-- begin --

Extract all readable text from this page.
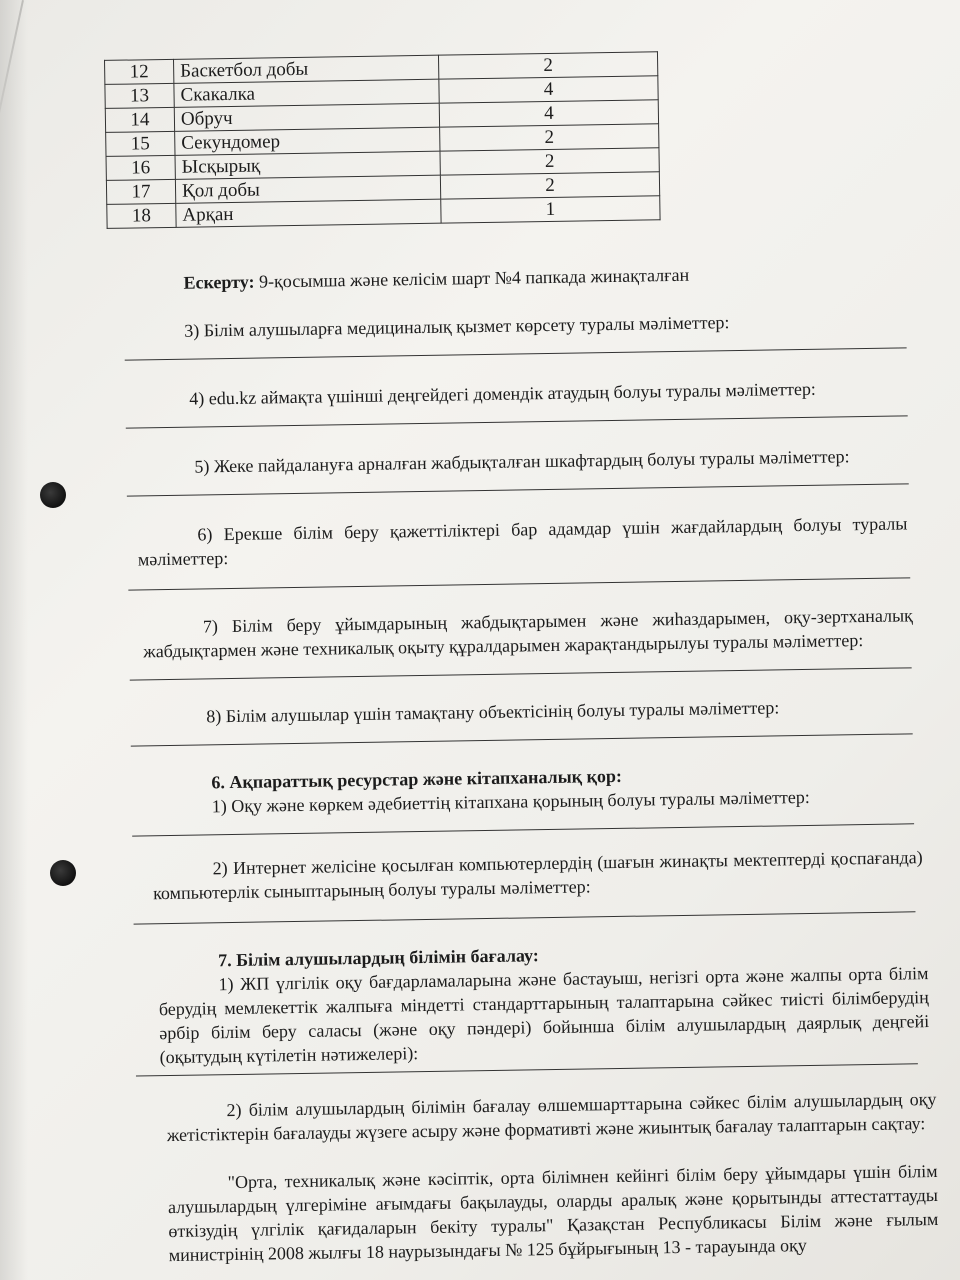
12	Баскетбол добы	2
13	Скакалка	4
14	Обруч	4
15	Секундомер	2
16	Ысқырық	2
17	Қол добы	2
18	Арқан	1
Ескерту: 9-қосымша және келісім шарт №4 папкада жинақталған
3) Білім алушыларға медициналық қызмет көрсету туралы мәліметтер:
4) edu.kz аймақта үшінші деңгейдегі домендік атаудың болуы туралы мәліметтер:
5) Жеке пайдалануға арналған жабдықталған шкафтардың болуы туралы мәліметтер:
6) Ерекше білім беру қажеттіліктері бар адамдар үшін жағдайлардың болуы туралы мәліметтер:
7) Білім беру ұйымдарының жабдықтарымен және жиһаздарымен, оқу-зертханалық жабдықтармен және техникалық оқыту құралдарымен жарақтандырылуы туралы мәліметтер:
8) Білім алушылар үшін тамақтану объектісінің болуы туралы мәліметтер:
6. Ақпараттық ресурстар және кітапханалық қор:
1) Оқу және көркем әдебиеттің кітапхана қорының болуы туралы мәліметтер:
2) Интернет желісіне қосылған компьютерлердің (шағын жинақты мектептерді қоспағанда) компьютерлік сыныптарының болуы туралы мәліметтер:
7. Білім алушылардың білімін бағалау:
1) ЖП үлгілік оқу бағдарламаларына және бастауыш, негізгі орта және жалпы орта білім берудің мемлекеттік жалпыға міндетті стандарттарының талаптарына сәйкес тиісті білімберудің әрбір білім беру саласы (және оқу пәндері) бойынша білім алушылардың даярлық деңгейі (оқытудың күтілетін нәтижелері):
2) білім алушылардың білімін бағалау өлшемшарттарына сәйкес білім алушылардың оқу жетістіктерін бағалауды жүзеге асыру және формативті және жиынтық бағалау талаптарын сақтау:
"Орта, техникалық және кәсіптік, орта білімнен кейінгі білім беру ұйымдары үшін білім алушылардың үлгеріміне ағымдағы бақылауды, оларды аралық және қорытынды аттестаттауды өткізудің үлгілік қағидаларын бекіту туралы" Қазақстан Республикасы Білім және ғылым министрінің 2008 жылғы 18 наурызындағы № 125 бұйрығының 13 - тарауында оқу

-- end --

**What to work on**
Omit each picture, then return all of the listing exactly as it stands.

**Answer for the task**
Extract all readable text from this page.
12	Баскетбол добы	2
13	Скакалка	4
14	Обруч	4
15	Секундомер	2
16	Ысқырық	2
17	Қол добы	2
18	Арқан	1
Ескерту: 9-қосымша және келісім шарт №4 папкада жинақталған
3) Білім алушыларға медициналық қызмет көрсету туралы мәліметтер:
4) edu.kz аймақта үшінші деңгейдегі домендік атаудың болуы туралы мәліметтер:
5) Жеке пайдалануға арналған жабдықталған шкафтардың болуы туралы мәліметтер:
6) Ерекше білім беру қажеттіліктері бар адамдар үшін жағдайлардың болуы туралы мәліметтер:
7) Білім беру ұйымдарының жабдықтарымен және жиһаздарымен, оқу-зертханалық жабдықтармен және техникалық оқыту құралдарымен жарақтандырылуы туралы мәліметтер:
8) Білім алушылар үшін тамақтану объектісінің болуы туралы мәліметтер:
6. Ақпараттық ресурстар және кітапханалық қор:
1) Оқу және көркем әдебиеттің кітапхана қорының болуы туралы мәліметтер:
2) Интернет желісіне қосылған компьютерлердің (шағын жинақты мектептерді қоспағанда) компьютерлік сыныптарының болуы туралы мәліметтер:
7. Білім алушылардың білімін бағалау:
1) ЖП үлгілік оқу бағдарламаларына және бастауыш, негізгі орта және жалпы орта білім берудің мемлекеттік жалпыға міндетті стандарттарының талаптарына сәйкес тиісті білімберудің әрбір білім беру саласы (және оқу пәндері) бойынша білім алушылардың даярлық деңгейі (оқытудың күтілетін нәтижелері):
2) білім алушылардың білімін бағалау өлшемшарттарына сәйкес білім алушылардың оқу жетістіктерін бағалауды жүзеге асыру және формативті және жиынтық бағалау талаптарын сақтау:
"Орта, техникалық және кәсіптік, орта білімнен кейінгі білім беру ұйымдары үшін білім алушылардың үлгеріміне ағымдағы бақылауды, оларды аралық және қорытынды аттестаттауды өткізудің үлгілік қағидаларын бекіту туралы" Қазақстан Республикасы Білім және ғылым министрінің 2008 жылғы 18 наурызындағы № 125 бұйрығының 13 - тарауында оқу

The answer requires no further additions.